• Directive
In the part of the entries that opens with the line containing "- table-row[interactable]: 22" and closes with the line containing "- stock-name[interactable]: 焦点科技: [151, 620, 252, 646]", replace "stock-name" with "security-name" and leave everything else unchanged. Give back only those lines.

Excerpt from a dataset:
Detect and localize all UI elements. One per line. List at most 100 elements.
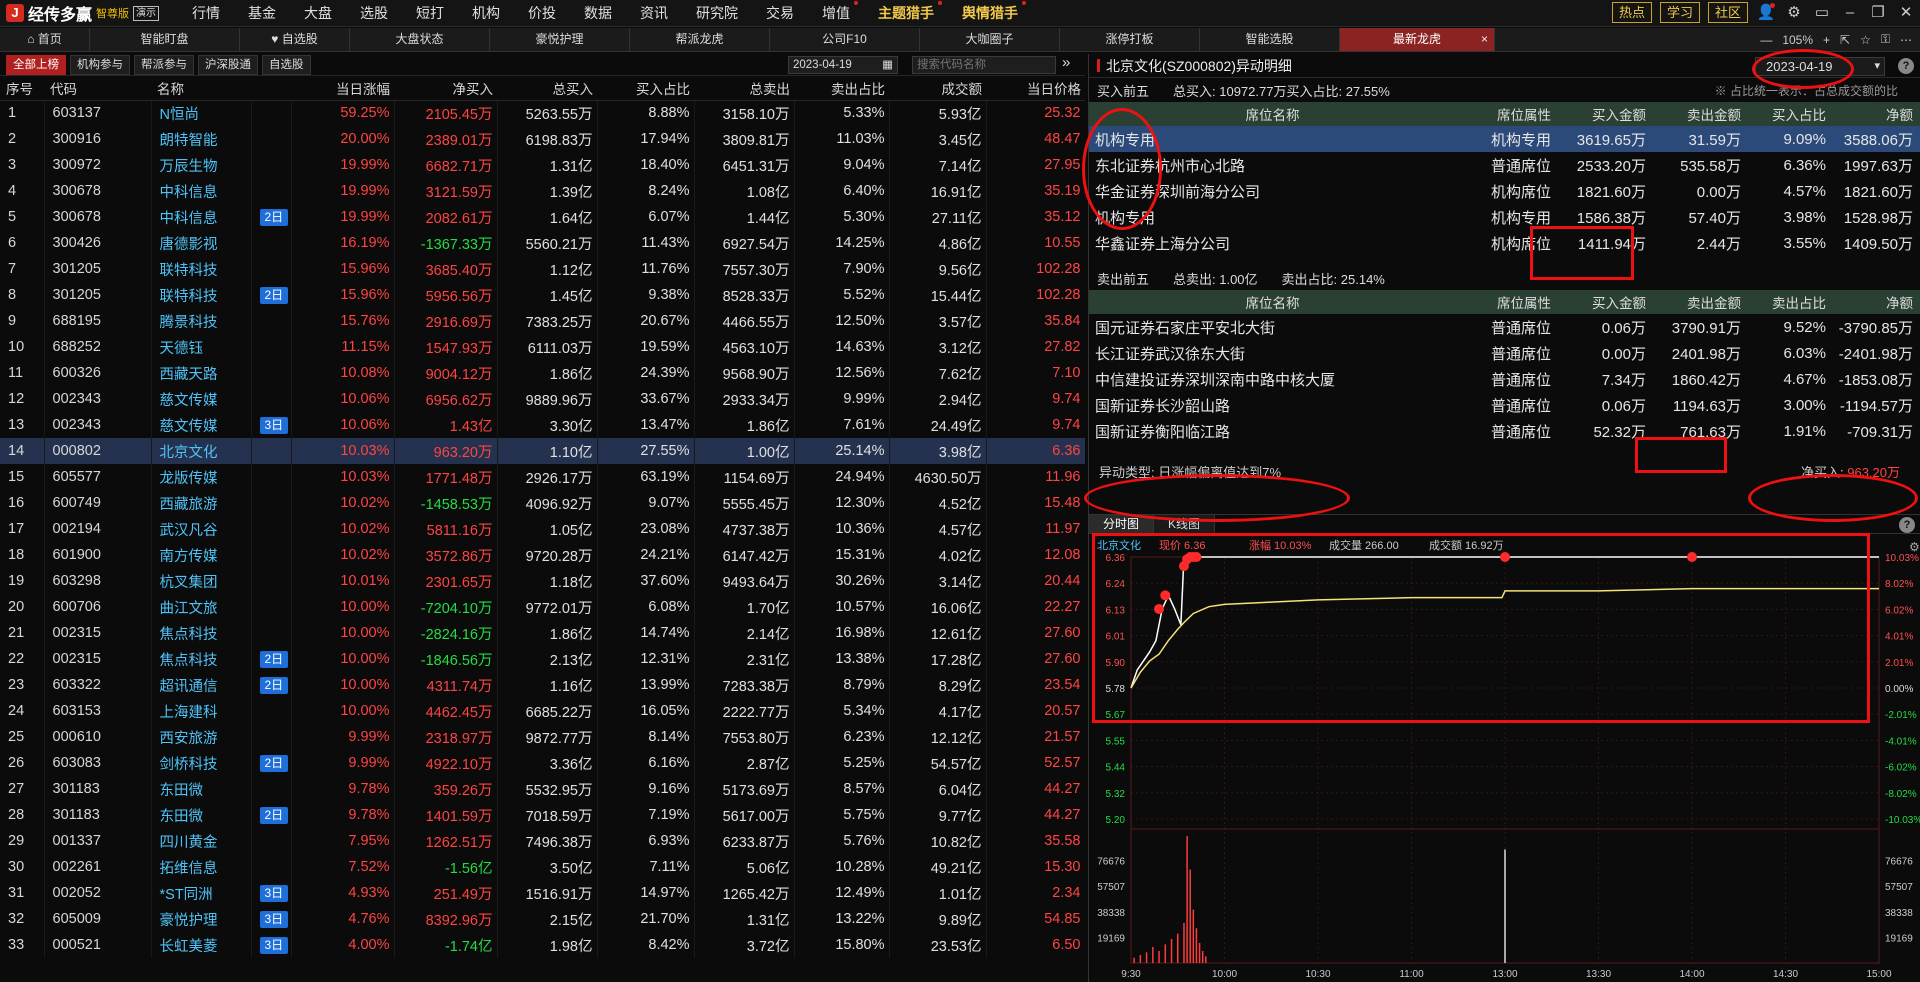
- table-row[interactable]: 22 002315 焦点科技 2日 10.00% -1846.56万 2.13亿 12.31%…: [0, 646, 1085, 672]
- menu-item-9[interactable]: 研究院: [682, 3, 752, 23]
- stock-name[interactable]: 朗特智能: [151, 126, 252, 152]
- stock-name[interactable]: 西藏天路: [151, 360, 252, 386]
- stock-name[interactable]: 焦点科技: [151, 620, 252, 646]
- table-row[interactable]: 2 300916 朗特智能 20.00% 2389.01万 6198.83万 17.94% 3…: [0, 126, 1085, 152]
- menu-item-8[interactable]: 资讯: [626, 3, 682, 23]
- tab-1[interactable]: 智能盯盘: [90, 28, 240, 51]
- seat-name[interactable]: 国新证券长沙韶山路: [1089, 392, 1464, 418]
- stock-name[interactable]: 杭叉集团: [151, 568, 252, 594]
- stock-name[interactable]: 南方传媒: [151, 542, 252, 568]
- stock-name[interactable]: 联特科技: [151, 256, 252, 282]
- filter-gang[interactable]: 帮派参与: [134, 54, 194, 75]
- table-row[interactable]: 10 688252 天德钰 11.15% 1547.93万 6111.03万 19.59% 4…: [0, 334, 1085, 360]
- seat-name[interactable]: 中信建投证券深圳深南中路中核大厦: [1089, 366, 1464, 392]
- stock-name[interactable]: 联特科技: [151, 282, 252, 308]
- menu-item-4[interactable]: 短打: [402, 3, 458, 23]
- seat-row[interactable]: 国元证券石家庄平安北大街 普通席位 0.06万 3790.91万 9.52% -3790.…: [1089, 314, 1920, 340]
- tab-5[interactable]: 帮派龙虎: [630, 28, 770, 51]
- stock-name[interactable]: 万辰生物: [151, 152, 252, 178]
- table-row[interactable]: 11 600326 西藏天路 10.08% 9004.12万 1.86亿 24.39% 956…: [0, 360, 1085, 386]
- stock-name[interactable]: 腾景科技: [151, 308, 252, 334]
- seat-row[interactable]: 国新证券衡阳临江路 普通席位 52.32万 761.63万 1.91% -709.31万: [1089, 418, 1920, 444]
- tab-8[interactable]: 涨停打板: [1060, 28, 1200, 51]
- stock-name[interactable]: 龙版传媒: [151, 464, 252, 490]
- seat-name[interactable]: 国新证券衡阳临江路: [1089, 418, 1464, 444]
- tab-close-icon[interactable]: ×: [1481, 28, 1488, 51]
- stock-name[interactable]: 天德钰: [151, 334, 252, 360]
- table-row[interactable]: 26 603083 剑桥科技 2日 9.99% 4922.10万 3.36亿 6.16% 2.8…: [0, 750, 1085, 776]
- table-row[interactable]: 18 601900 南方传媒 10.02% 3572.86万 9720.28万 24.21%…: [0, 542, 1085, 568]
- tab-kline[interactable]: K线图: [1154, 515, 1216, 533]
- table-row[interactable]: 15 605577 龙版传媒 10.03% 1771.48万 2926.17万 63.19%…: [0, 464, 1085, 490]
- help-icon[interactable]: ?: [1898, 58, 1914, 74]
- menu-item-0[interactable]: 行情: [178, 3, 234, 23]
- tab-4[interactable]: 豪悦护理: [490, 28, 630, 51]
- stock-name[interactable]: 中科信息: [151, 178, 252, 204]
- zoom-in-icon[interactable]: +: [1823, 33, 1830, 47]
- column-header[interactable]: 当日涨幅: [291, 76, 394, 101]
- gear-icon[interactable]: ⚙: [1784, 3, 1804, 23]
- stock-name[interactable]: 超讯通信: [151, 672, 252, 698]
- tab-2[interactable]: ♥ 自选股: [240, 28, 350, 51]
- column-header[interactable]: 总卖出: [694, 76, 794, 101]
- menu-item-12[interactable]: 主题猎手: [864, 1, 948, 23]
- layout-icon[interactable]: ▭: [1812, 3, 1832, 23]
- user-icon[interactable]: 👤: [1756, 2, 1776, 23]
- stock-name[interactable]: 焦点科技: [151, 646, 252, 672]
- stock-name[interactable]: 中科信息: [151, 204, 252, 230]
- table-row[interactable]: 28 301183 东田微 2日 9.78% 1401.59万 7018.59万 7.19% 5…: [0, 802, 1085, 828]
- stock-name[interactable]: 慈文传媒: [151, 386, 252, 412]
- stock-name[interactable]: 西安旅游: [151, 724, 252, 750]
- lock-icon[interactable]: ⚿: [1881, 32, 1890, 47]
- column-header[interactable]: [251, 76, 291, 101]
- seat-name[interactable]: 机构专用: [1089, 126, 1464, 152]
- column-header[interactable]: 卖出占比: [794, 76, 889, 101]
- column-header[interactable]: 净买入: [394, 76, 497, 101]
- seat-name[interactable]: 机构专用: [1089, 204, 1464, 230]
- stock-name[interactable]: 拓维信息: [151, 854, 252, 880]
- tab-7[interactable]: 大咖圈子: [920, 28, 1060, 51]
- table-row[interactable]: 17 002194 武汉凡谷 10.02% 5811.16万 1.05亿 23.08% 473…: [0, 516, 1085, 542]
- seat-row[interactable]: 长江证券武汉徐东大街 普通席位 0.00万 2401.98万 6.03% -2401.98…: [1089, 340, 1920, 366]
- seat-row[interactable]: 机构专用 机构专用 1586.38万 57.40万 3.98% 1528.98万: [1089, 204, 1920, 230]
- table-row[interactable]: 19 603298 杭叉集团 10.01% 2301.65万 1.18亿 37.60% 949…: [0, 568, 1085, 594]
- stock-name[interactable]: 长虹美菱: [151, 932, 252, 958]
- seat-name[interactable]: 东北证券杭州市心北路: [1089, 152, 1464, 178]
- table-row[interactable]: 21 002315 焦点科技 10.00% -2824.16万 1.86亿 14.74% 2.…: [0, 620, 1085, 646]
- menu-item-5[interactable]: 机构: [458, 3, 514, 23]
- column-header[interactable]: 序号: [0, 76, 44, 101]
- stock-name[interactable]: 武汉凡谷: [151, 516, 252, 542]
- seat-name[interactable]: 国元证券石家庄平安北大街: [1089, 314, 1464, 340]
- table-row[interactable]: 31 002052 *ST同洲 3日 4.93% 251.49万 1516.91万 14.97…: [0, 880, 1085, 906]
- filter-watchlist[interactable]: 自选股: [262, 54, 311, 75]
- table-row[interactable]: 23 603322 超讯通信 2日 10.00% 4311.74万 1.16亿 13.99% 7…: [0, 672, 1085, 698]
- learn-button[interactable]: 学习: [1659, 2, 1700, 23]
- stock-name[interactable]: 剑桥科技: [151, 750, 252, 776]
- stock-name[interactable]: 东田微: [151, 776, 252, 802]
- table-row[interactable]: 29 001337 四川黄金 7.95% 1262.51万 7496.38万 6.93% 62…: [0, 828, 1085, 854]
- column-header[interactable]: 买入占比: [597, 76, 694, 101]
- filter-all[interactable]: 全部上榜: [6, 54, 66, 75]
- seat-row[interactable]: 东北证券杭州市心北路 普通席位 2533.20万 535.58万 6.36% 1997.6…: [1089, 152, 1920, 178]
- column-header[interactable]: 成交额: [889, 76, 986, 101]
- tab-6[interactable]: 公司F10: [770, 28, 920, 51]
- stock-name[interactable]: N恒尚: [151, 100, 252, 126]
- seat-row[interactable]: 华金证券深圳前海分公司 机构席位 1821.60万 0.00万 4.57% 1821.60…: [1089, 178, 1920, 204]
- table-row[interactable]: 12 002343 慈文传媒 10.06% 6956.62万 9889.96万 33.67%…: [0, 386, 1085, 412]
- table-row[interactable]: 13 002343 慈文传媒 3日 10.06% 1.43亿 3.30亿 13.47% 1.86…: [0, 412, 1085, 438]
- maximize-icon[interactable]: ❐: [1868, 3, 1888, 23]
- chart-help-icon[interactable]: ?: [1899, 517, 1915, 533]
- minimize-icon[interactable]: –: [1840, 3, 1860, 23]
- demo-badge[interactable]: 演示: [133, 5, 160, 21]
- menu-item-13[interactable]: 舆情猎手: [948, 1, 1032, 23]
- community-button[interactable]: 社区: [1707, 2, 1748, 23]
- table-row[interactable]: 32 605009 豪悦护理 3日 4.76% 8392.96万 2.15亿 21.70% 1.…: [0, 906, 1085, 932]
- stock-name[interactable]: 曲江文旅: [151, 594, 252, 620]
- stock-name[interactable]: 西藏旅游: [151, 490, 252, 516]
- table-row[interactable]: 9 688195 腾景科技 15.76% 2916.69万 7383.25万 20.67% 4…: [0, 308, 1085, 334]
- table-row[interactable]: 6 300426 唐德影视 16.19% -1367.33万 5560.21万 11.43%…: [0, 230, 1085, 256]
- table-row[interactable]: 20 600706 曲江文旅 10.00% -7204.10万 9772.01万 6.08%…: [0, 594, 1085, 620]
- table-row[interactable]: 25 000610 西安旅游 9.99% 2318.97万 9872.77万 8.14% 75…: [0, 724, 1085, 750]
- column-header[interactable]: 当日价格: [986, 76, 1085, 101]
- pin-icon[interactable]: ⇱: [1840, 33, 1850, 47]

• Completed task
- table-row[interactable]: 22 002315 焦点科技 2日 10.00% -1846.56万 2.13亿 12.31%…: [0, 646, 1085, 672]
- menu-item-9[interactable]: 研究院: [682, 3, 752, 23]
- security-name[interactable]: 朗特智能: [151, 126, 252, 152]
- security-name[interactable]: 西藏天路: [151, 360, 252, 386]
- security-name[interactable]: 焦点科技: [151, 620, 252, 646]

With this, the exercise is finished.